** start **

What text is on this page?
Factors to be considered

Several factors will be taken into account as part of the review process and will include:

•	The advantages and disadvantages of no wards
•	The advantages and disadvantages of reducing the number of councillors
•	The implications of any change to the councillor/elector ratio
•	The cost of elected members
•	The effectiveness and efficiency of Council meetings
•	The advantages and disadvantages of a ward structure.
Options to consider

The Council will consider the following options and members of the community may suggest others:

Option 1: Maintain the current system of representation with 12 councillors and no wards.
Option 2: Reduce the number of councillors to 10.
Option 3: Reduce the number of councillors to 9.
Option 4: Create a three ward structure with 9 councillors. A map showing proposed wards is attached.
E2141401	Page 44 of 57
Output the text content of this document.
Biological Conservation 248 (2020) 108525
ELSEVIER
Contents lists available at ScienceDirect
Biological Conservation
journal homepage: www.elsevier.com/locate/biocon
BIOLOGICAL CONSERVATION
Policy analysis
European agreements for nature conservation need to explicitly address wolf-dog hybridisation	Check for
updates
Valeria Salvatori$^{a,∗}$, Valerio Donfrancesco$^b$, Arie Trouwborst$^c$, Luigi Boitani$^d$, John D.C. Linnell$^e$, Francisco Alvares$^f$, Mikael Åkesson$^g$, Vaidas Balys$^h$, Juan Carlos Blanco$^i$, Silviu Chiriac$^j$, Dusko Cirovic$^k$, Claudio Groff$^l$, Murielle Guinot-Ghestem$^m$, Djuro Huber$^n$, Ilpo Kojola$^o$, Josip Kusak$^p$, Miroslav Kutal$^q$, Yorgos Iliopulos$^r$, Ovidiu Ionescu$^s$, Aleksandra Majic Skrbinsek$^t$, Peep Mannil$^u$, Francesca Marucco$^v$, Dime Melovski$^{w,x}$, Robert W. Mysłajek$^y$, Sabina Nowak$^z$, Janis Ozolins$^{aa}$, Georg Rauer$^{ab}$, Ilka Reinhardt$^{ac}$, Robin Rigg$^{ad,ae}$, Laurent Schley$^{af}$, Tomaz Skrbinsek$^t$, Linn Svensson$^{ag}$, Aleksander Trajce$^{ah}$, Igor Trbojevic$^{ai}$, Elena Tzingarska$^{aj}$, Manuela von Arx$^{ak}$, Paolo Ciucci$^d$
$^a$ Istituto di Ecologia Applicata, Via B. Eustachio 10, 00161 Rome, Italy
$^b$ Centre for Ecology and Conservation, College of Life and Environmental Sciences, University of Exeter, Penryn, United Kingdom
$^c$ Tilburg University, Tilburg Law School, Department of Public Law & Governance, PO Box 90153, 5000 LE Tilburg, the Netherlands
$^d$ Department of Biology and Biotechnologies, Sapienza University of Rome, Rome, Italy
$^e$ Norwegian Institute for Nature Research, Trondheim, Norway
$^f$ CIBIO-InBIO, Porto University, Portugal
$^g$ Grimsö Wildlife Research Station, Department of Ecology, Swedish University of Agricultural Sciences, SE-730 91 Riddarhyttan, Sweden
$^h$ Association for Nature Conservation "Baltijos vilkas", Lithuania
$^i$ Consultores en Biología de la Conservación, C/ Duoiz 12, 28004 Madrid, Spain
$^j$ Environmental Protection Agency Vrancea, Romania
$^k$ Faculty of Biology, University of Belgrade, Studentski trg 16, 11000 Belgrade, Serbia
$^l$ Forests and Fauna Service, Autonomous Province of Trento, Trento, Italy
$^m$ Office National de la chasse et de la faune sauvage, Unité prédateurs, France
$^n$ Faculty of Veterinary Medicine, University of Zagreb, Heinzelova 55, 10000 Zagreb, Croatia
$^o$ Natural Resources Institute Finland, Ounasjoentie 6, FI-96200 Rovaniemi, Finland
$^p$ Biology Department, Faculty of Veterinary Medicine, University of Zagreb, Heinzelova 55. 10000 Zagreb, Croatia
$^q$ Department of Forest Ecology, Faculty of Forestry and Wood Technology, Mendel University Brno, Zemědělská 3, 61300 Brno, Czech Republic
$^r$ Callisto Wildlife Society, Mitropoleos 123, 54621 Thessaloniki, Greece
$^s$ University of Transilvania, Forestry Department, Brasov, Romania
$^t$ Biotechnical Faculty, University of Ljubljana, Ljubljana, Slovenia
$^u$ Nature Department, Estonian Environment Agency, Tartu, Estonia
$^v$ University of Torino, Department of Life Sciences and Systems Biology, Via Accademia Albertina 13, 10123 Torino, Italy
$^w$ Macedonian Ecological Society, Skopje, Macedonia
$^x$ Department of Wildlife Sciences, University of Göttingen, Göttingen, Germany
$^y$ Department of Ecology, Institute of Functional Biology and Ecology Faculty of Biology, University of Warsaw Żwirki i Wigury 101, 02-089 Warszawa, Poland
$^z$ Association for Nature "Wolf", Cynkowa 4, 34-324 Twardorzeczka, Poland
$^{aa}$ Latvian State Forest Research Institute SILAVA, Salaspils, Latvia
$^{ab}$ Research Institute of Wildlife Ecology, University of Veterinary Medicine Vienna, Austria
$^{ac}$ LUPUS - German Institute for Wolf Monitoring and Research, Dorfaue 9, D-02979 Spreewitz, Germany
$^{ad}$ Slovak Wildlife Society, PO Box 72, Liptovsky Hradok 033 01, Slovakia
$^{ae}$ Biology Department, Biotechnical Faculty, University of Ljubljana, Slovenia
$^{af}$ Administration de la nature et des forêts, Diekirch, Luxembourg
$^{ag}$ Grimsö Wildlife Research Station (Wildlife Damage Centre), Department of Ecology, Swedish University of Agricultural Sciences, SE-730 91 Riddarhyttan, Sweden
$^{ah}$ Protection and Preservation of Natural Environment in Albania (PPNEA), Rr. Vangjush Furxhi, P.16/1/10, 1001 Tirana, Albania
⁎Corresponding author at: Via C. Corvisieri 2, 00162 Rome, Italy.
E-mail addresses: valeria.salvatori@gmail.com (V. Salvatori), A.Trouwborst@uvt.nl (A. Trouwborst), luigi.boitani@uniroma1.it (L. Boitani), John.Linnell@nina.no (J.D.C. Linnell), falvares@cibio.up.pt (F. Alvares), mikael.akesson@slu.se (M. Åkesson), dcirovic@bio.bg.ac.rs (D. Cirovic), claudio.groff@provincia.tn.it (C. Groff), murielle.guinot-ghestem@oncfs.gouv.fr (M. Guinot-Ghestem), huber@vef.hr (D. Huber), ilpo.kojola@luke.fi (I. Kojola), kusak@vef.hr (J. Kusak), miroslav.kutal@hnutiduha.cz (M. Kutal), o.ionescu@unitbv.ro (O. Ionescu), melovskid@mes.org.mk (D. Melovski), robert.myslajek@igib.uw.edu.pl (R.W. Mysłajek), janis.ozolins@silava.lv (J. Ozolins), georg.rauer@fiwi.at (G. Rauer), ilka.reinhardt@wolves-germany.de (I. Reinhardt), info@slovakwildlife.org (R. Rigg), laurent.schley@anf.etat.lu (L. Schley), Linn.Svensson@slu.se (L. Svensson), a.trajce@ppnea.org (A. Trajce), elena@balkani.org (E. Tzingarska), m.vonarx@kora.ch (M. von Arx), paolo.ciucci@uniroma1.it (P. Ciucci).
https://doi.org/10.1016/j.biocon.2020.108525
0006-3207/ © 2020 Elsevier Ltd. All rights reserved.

** end **

What to work on
Retype the entries exactly, including every line.

Answer to this task
What text is on this page?
Factors to be considered

Several factors will be taken into account as part of the review process and will include:

•	The advantages and disadvantages of no wards
•	The advantages and disadvantages of reducing the number of councillors
•	The implications of any change to the councillor/elector ratio
•	The cost of elected members
•	The effectiveness and efficiency of Council meetings
•	The advantages and disadvantages of a ward structure.
Options to consider

The Council will consider the following options and members of the community may suggest others:

Option 1: Maintain the current system of representation with 12 councillors and no wards.
Option 2: Reduce the number of councillors to 10.
Option 3: Reduce the number of councillors to 9.
Option 4: Create a three ward structure with 9 councillors. A map showing proposed wards is attached.
E2141401	Page 44 of 57
Output the text content of this document.
Biological Conservation 248 (2020) 108525
ELSEVIER
Contents lists available at ScienceDirect
Biological Conservation
journal homepage: www.elsevier.com/locate/biocon
BIOLOGICAL CONSERVATION
Policy analysis
European agreements for nature conservation need to explicitly address wolf-dog hybridisation	Check for
updates
Valeria Salvatori$^{a,∗}$, Valerio Donfrancesco$^b$, Arie Trouwborst$^c$, Luigi Boitani$^d$, John D.C. Linnell$^e$, Francisco Alvares$^f$, Mikael Åkesson$^g$, Vaidas Balys$^h$, Juan Carlos Blanco$^i$, Silviu Chiriac$^j$, Dusko Cirovic$^k$, Claudio Groff$^l$, Murielle Guinot-Ghestem$^m$, Djuro Huber$^n$, Ilpo Kojola$^o$, Josip Kusak$^p$, Miroslav Kutal$^q$, Yorgos Iliopulos$^r$, Ovidiu Ionescu$^s$, Aleksandra Majic Skrbinsek$^t$, Peep Mannil$^u$, Francesca Marucco$^v$, Dime Melovski$^{w,x}$, Robert W. Mysłajek$^y$, Sabina Nowak$^z$, Janis Ozolins$^{aa}$, Georg Rauer$^{ab}$, Ilka Reinhardt$^{ac}$, Robin Rigg$^{ad,ae}$, Laurent Schley$^{af}$, Tomaz Skrbinsek$^t$, Linn Svensson$^{ag}$, Aleksander Trajce$^{ah}$, Igor Trbojevic$^{ai}$, Elena Tzingarska$^{aj}$, Manuela von Arx$^{ak}$, Paolo Ciucci$^d$
$^a$ Istituto di Ecologia Applicata, Via B. Eustachio 10, 00161 Rome, Italy
$^b$ Centre for Ecology and Conservation, College of Life and Environmental Sciences, University of Exeter, Penryn, United Kingdom
$^c$ Tilburg University, Tilburg Law School, Department of Public Law & Governance, PO Box 90153, 5000 LE Tilburg, the Netherlands
$^d$ Department of Biology and Biotechnologies, Sapienza University of Rome, Rome, Italy
$^e$ Norwegian Institute for Nature Research, Trondheim, Norway
$^f$ CIBIO-InBIO, Porto University, Portugal
$^g$ Grimsö Wildlife Research Station, Department of Ecology, Swedish University of Agricultural Sciences, SE-730 91 Riddarhyttan, Sweden
$^h$ Association for Nature Conservation "Baltijos vilkas", Lithuania
$^i$ Consultores en Biología de la Conservación, C/ Duoiz 12, 28004 Madrid, Spain
$^j$ Environmental Protection Agency Vrancea, Romania
$^k$ Faculty of Biology, University of Belgrade, Studentski trg 16, 11000 Belgrade, Serbia
$^l$ Forests and Fauna Service, Autonomous Province of Trento, Trento, Italy
$^m$ Office National de la chasse et de la faune sauvage, Unité prédateurs, France
$^n$ Faculty of Veterinary Medicine, University of Zagreb, Heinzelova 55, 10000 Zagreb, Croatia
$^o$ Natural Resources Institute Finland, Ounasjoentie 6, FI-96200 Rovaniemi, Finland
$^p$ Biology Department, Faculty of Veterinary Medicine, University of Zagreb, Heinzelova 55. 10000 Zagreb, Croatia
$^q$ Department of Forest Ecology, Faculty of Forestry and Wood Technology, Mendel University Brno, Zemědělská 3, 61300 Brno, Czech Republic
$^r$ Callisto Wildlife Society, Mitropoleos 123, 54621 Thessaloniki, Greece
$^s$ University of Transilvania, Forestry Department, Brasov, Romania
$^t$ Biotechnical Faculty, University of Ljubljana, Ljubljana, Slovenia
$^u$ Nature Department, Estonian Environment Agency, Tartu, Estonia
$^v$ University of Torino, Department of Life Sciences and Systems Biology, Via Accademia Albertina 13, 10123 Torino, Italy
$^w$ Macedonian Ecological Society, Skopje, Macedonia
$^x$ Department of Wildlife Sciences, University of Göttingen, Göttingen, Germany
$^y$ Department of Ecology, Institute of Functional Biology and Ecology Faculty of Biology, University of Warsaw Żwirki i Wigury 101, 02-089 Warszawa, Poland
$^z$ Association for Nature "Wolf", Cynkowa 4, 34-324 Twardorzeczka, Poland
$^{aa}$ Latvian State Forest Research Institute SILAVA, Salaspils, Latvia
$^{ab}$ Research Institute of Wildlife Ecology, University of Veterinary Medicine Vienna, Austria
$^{ac}$ LUPUS - German Institute for Wolf Monitoring and Research, Dorfaue 9, D-02979 Spreewitz, Germany
$^{ad}$ Slovak Wildlife Society, PO Box 72, Liptovsky Hradok 033 01, Slovakia
$^{ae}$ Biology Department, Biotechnical Faculty, University of Ljubljana, Slovenia
$^{af}$ Administration de la nature et des forêts, Diekirch, Luxembourg
$^{ag}$ Grimsö Wildlife Research Station (Wildlife Damage Centre), Department of Ecology, Swedish University of Agricultural Sciences, SE-730 91 Riddarhyttan, Sweden
$^{ah}$ Protection and Preservation of Natural Environment in Albania (PPNEA), Rr. Vangjush Furxhi, P.16/1/10, 1001 Tirana, Albania
⁎Corresponding author at: Via C. Corvisieri 2, 00162 Rome, Italy.
E-mail addresses: valeria.salvatori@gmail.com (V. Salvatori), A.Trouwborst@uvt.nl (A. Trouwborst), luigi.boitani@uniroma1.it (L. Boitani), John.Linnell@nina.no (J.D.C. Linnell), falvares@cibio.up.pt (F. Alvares), mikael.akesson@slu.se (M. Åkesson), dcirovic@bio.bg.ac.rs (D. Cirovic), claudio.groff@provincia.tn.it (C. Groff), murielle.guinot-ghestem@oncfs.gouv.fr (M. Guinot-Ghestem), huber@vef.hr (D. Huber), ilpo.kojola@luke.fi (I. Kojola), kusak@vef.hr (J. Kusak), miroslav.kutal@hnutiduha.cz (M. Kutal), o.ionescu@unitbv.ro (O. Ionescu), melovskid@mes.org.mk (D. Melovski), robert.myslajek@igib.uw.edu.pl (R.W. Mysłajek), janis.ozolins@silava.lv (J. Ozolins), georg.rauer@fiwi.at (G. Rauer), ilka.reinhardt@wolves-germany.de (I. Reinhardt), info@slovakwildlife.org (R. Rigg), laurent.schley@anf.etat.lu (L. Schley), Linn.Svensson@slu.se (L. Svensson), a.trajce@ppnea.org (A. Trajce), elena@balkani.org (E. Tzingarska), m.vonarx@kora.ch (M. von Arx), paolo.ciucci@uniroma1.it (P. Ciucci).
https://doi.org/10.1016/j.biocon.2020.108525
0006-3207/ © 2020 Elsevier Ltd. All rights reserved.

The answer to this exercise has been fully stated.